→ **EXERCISE OBJECTIVE**: Repeat each line exactly, leaving nothing out.

>>>

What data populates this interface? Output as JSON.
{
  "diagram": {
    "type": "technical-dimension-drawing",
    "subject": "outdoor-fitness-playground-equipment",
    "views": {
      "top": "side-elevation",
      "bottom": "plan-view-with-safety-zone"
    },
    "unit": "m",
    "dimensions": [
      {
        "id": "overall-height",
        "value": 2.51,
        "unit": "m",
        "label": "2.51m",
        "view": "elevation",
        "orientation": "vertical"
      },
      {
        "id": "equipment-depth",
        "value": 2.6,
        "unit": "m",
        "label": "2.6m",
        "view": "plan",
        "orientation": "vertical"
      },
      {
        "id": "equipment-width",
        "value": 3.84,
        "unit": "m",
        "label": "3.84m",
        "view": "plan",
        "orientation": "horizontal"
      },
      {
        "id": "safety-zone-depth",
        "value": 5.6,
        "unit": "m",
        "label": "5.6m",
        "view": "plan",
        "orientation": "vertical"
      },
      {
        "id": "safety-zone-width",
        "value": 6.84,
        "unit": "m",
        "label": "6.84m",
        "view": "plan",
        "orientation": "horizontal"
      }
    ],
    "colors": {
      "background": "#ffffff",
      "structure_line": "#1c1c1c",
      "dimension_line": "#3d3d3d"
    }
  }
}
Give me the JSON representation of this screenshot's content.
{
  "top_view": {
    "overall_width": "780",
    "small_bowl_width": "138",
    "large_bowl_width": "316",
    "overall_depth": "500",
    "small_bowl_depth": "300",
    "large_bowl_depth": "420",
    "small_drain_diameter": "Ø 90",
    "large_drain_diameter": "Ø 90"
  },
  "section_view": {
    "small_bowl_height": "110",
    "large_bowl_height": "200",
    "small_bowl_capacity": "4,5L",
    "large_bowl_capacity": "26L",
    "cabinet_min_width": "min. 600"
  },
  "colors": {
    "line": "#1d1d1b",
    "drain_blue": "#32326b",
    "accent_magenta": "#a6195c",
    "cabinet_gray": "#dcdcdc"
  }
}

<<<

→ **WRITTEN SOLUTION**:
What data populates this interface? Output as JSON.
{
  "diagram": {
    "type": "technical-dimension-drawing",
    "subject": "outdoor-fitness-playground-equipment",
    "views": {
      "top": "side-elevation",
      "bottom": "plan-view-with-safety-zone"
    },
    "unit": "m",
    "dimensions": [
      {
        "id": "overall-height",
        "value": 2.51,
        "unit": "m",
        "label": "2.51m",
        "view": "elevation",
        "orientation": "vertical"
      },
      {
        "id": "equipment-depth",
        "value": 2.6,
        "unit": "m",
        "label": "2.6m",
        "view": "plan",
        "orientation": "vertical"
      },
      {
        "id": "equipment-width",
        "value": 3.84,
        "unit": "m",
        "label": "3.84m",
        "view": "plan",
        "orientation": "horizontal"
      },
      {
        "id": "safety-zone-depth",
        "value": 5.6,
        "unit": "m",
        "label": "5.6m",
        "view": "plan",
        "orientation": "vertical"
      },
      {
        "id": "safety-zone-width",
        "value": 6.84,
        "unit": "m",
        "label": "6.84m",
        "view": "plan",
        "orientation": "horizontal"
      }
    ],
    "colors": {
      "background": "#ffffff",
      "structure_line": "#1c1c1c",
      "dimension_line": "#3d3d3d"
    }
  }
}
Give me the JSON representation of this screenshot's content.
{
  "top_view": {
    "overall_width": "780",
    "small_bowl_width": "138",
    "large_bowl_width": "316",
    "overall_depth": "500",
    "small_bowl_depth": "300",
    "large_bowl_depth": "420",
    "small_drain_diameter": "Ø 90",
    "large_drain_diameter": "Ø 90"
  },
  "section_view": {
    "small_bowl_height": "110",
    "large_bowl_height": "200",
    "small_bowl_capacity": "4,5L",
    "large_bowl_capacity": "26L",
    "cabinet_min_width": "min. 600"
  },
  "colors": {
    "line": "#1d1d1b",
    "drain_blue": "#32326b",
    "accent_magenta": "#a6195c",
    "cabinet_gray": "#dcdcdc"
  }
}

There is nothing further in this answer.